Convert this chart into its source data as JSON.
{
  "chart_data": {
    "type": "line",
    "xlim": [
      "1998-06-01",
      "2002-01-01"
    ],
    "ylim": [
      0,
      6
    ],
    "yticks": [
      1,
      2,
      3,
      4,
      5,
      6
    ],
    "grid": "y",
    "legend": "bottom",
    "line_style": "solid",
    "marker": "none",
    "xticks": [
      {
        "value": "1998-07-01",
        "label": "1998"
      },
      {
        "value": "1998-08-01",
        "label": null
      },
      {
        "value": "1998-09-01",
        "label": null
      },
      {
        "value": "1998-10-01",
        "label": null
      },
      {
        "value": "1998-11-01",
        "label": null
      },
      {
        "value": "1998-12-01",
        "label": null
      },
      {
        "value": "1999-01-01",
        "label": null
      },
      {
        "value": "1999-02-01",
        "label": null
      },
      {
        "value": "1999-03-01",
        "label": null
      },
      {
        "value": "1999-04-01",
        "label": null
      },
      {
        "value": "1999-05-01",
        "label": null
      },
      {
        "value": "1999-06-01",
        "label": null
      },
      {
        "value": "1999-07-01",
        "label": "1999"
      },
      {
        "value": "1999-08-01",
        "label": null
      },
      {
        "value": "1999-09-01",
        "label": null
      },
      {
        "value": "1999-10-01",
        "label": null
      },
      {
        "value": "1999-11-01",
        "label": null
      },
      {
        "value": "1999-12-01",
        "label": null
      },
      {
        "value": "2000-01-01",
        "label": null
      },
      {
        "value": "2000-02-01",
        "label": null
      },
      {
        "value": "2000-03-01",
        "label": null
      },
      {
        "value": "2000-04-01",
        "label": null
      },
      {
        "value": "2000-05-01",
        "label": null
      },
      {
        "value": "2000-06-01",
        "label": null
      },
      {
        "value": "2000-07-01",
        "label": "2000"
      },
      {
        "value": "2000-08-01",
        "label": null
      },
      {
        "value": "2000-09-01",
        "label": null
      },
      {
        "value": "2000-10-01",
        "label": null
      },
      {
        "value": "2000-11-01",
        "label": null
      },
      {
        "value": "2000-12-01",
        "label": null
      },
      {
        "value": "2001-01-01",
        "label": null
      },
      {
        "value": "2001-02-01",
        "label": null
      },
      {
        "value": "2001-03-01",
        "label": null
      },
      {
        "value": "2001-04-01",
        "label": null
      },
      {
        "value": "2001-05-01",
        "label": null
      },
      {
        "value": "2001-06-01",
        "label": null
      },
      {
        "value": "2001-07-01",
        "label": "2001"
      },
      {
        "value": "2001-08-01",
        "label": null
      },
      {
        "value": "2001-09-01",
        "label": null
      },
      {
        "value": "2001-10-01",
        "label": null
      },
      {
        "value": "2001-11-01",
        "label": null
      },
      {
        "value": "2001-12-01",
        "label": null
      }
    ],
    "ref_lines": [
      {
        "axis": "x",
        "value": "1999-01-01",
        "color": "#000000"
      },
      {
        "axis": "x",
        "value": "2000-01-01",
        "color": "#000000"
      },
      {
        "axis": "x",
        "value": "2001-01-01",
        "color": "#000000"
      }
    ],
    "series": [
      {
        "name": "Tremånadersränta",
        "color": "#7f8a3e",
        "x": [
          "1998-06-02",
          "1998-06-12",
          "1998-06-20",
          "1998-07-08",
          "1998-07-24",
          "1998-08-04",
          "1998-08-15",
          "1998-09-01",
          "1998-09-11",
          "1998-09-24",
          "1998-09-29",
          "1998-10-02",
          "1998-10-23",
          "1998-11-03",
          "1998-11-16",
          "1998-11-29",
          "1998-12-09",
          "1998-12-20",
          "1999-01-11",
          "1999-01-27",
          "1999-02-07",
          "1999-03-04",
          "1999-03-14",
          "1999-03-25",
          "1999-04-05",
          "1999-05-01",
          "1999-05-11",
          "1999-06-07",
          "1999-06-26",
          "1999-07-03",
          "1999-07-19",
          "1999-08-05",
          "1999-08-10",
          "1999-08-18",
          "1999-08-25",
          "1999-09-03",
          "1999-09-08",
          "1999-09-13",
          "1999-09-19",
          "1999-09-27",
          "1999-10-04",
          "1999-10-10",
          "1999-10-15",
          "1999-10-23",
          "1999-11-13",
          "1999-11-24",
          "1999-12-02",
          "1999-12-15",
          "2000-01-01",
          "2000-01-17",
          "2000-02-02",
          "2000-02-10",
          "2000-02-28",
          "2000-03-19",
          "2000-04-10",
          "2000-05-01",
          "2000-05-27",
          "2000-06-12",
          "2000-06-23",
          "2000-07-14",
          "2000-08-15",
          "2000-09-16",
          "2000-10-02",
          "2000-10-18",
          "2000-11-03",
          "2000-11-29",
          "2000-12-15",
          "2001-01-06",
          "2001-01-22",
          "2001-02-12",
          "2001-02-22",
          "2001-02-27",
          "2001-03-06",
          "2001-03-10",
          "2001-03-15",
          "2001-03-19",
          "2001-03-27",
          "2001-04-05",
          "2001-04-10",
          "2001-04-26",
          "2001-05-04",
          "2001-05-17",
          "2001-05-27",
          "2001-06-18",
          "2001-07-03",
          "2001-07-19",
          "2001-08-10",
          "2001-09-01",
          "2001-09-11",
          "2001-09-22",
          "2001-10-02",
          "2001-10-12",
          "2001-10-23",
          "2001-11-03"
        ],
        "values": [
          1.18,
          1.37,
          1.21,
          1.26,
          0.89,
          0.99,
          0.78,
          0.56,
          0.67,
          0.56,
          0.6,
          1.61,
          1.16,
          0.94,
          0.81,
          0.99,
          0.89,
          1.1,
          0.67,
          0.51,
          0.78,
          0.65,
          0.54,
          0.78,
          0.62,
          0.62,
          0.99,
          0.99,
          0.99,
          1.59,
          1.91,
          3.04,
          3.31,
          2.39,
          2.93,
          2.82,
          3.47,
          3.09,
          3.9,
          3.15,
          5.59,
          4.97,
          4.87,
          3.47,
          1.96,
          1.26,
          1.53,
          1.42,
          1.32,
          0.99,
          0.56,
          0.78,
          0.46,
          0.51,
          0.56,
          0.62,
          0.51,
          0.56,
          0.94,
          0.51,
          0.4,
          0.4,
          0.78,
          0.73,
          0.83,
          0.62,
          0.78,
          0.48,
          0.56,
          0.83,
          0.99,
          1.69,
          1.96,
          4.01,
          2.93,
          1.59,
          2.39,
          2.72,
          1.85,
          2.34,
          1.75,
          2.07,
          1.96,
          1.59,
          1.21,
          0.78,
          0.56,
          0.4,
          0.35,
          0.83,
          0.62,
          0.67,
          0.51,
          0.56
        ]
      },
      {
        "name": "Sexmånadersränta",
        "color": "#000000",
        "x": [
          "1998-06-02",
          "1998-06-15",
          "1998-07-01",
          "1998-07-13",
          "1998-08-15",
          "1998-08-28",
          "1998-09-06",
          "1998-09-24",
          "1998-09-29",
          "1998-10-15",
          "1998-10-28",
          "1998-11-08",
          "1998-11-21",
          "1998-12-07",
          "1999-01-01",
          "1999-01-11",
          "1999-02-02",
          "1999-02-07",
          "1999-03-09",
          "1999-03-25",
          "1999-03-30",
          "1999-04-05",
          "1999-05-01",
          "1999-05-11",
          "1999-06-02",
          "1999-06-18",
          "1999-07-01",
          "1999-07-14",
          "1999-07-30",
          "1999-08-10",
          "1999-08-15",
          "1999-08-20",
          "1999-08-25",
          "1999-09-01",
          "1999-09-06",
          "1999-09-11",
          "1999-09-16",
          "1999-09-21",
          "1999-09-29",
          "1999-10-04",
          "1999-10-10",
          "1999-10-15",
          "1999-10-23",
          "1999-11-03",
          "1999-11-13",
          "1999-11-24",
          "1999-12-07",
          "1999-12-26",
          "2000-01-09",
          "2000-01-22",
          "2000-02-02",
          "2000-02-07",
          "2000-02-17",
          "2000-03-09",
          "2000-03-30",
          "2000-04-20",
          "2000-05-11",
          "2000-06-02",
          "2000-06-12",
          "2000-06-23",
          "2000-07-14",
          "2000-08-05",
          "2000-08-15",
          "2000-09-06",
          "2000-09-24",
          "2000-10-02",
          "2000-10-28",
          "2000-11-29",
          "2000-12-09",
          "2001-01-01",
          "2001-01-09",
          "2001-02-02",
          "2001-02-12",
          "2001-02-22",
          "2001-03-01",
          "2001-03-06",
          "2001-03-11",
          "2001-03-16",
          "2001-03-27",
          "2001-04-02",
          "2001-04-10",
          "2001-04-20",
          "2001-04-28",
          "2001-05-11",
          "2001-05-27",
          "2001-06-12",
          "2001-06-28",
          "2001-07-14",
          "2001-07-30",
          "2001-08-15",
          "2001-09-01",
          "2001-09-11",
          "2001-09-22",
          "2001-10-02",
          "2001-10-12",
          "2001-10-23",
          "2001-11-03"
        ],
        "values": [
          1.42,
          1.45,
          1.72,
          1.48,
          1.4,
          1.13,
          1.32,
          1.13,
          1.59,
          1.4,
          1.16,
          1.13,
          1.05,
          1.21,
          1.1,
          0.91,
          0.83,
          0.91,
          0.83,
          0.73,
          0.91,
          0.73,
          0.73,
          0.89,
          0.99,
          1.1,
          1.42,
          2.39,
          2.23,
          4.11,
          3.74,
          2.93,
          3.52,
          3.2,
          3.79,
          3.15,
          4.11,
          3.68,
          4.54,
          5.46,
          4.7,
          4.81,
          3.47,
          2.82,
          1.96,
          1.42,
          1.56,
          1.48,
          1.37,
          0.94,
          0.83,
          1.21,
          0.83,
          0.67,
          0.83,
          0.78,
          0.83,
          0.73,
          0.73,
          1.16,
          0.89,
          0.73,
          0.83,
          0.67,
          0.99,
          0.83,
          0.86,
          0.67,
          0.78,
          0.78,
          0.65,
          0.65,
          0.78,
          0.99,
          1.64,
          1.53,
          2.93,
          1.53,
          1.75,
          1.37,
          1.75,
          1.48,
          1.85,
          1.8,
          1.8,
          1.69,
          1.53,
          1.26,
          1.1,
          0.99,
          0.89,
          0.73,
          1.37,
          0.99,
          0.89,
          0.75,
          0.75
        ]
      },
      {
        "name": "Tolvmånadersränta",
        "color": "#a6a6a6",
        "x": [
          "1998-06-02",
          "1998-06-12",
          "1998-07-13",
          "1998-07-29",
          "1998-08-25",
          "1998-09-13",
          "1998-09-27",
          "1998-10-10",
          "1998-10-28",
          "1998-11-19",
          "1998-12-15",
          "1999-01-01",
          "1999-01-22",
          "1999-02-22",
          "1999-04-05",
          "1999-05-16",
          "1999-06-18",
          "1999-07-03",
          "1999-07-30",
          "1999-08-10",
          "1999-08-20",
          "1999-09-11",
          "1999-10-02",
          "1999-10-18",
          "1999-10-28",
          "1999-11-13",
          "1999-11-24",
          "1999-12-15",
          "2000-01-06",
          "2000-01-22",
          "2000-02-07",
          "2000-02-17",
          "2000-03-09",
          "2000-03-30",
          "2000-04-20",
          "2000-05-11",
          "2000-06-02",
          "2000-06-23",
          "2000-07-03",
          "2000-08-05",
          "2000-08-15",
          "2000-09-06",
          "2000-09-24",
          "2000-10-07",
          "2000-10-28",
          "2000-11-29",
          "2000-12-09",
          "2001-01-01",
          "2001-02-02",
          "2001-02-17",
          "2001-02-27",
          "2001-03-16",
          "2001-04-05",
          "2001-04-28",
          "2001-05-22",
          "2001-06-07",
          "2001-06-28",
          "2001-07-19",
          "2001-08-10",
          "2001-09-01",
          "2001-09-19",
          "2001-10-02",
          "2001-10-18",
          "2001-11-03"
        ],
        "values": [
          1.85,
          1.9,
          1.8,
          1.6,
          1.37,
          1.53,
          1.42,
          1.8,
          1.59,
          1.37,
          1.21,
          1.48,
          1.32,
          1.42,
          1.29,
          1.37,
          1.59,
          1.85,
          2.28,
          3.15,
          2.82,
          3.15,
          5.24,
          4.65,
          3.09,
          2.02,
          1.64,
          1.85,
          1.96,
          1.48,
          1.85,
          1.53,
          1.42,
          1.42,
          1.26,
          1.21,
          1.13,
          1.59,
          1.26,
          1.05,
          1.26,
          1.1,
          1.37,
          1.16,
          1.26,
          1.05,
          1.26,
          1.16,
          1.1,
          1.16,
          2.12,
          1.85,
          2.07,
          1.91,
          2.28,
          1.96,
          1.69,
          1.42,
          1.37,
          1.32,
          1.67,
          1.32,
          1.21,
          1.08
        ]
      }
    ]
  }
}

════════

◆ What you should do: Write down every line of the data above that includes the string "name".

◆ Response to this exercise:
        "name": "Tremånadersränta",
        "name": "Sexmånadersränta",
        "name": "Tolvmånadersränta",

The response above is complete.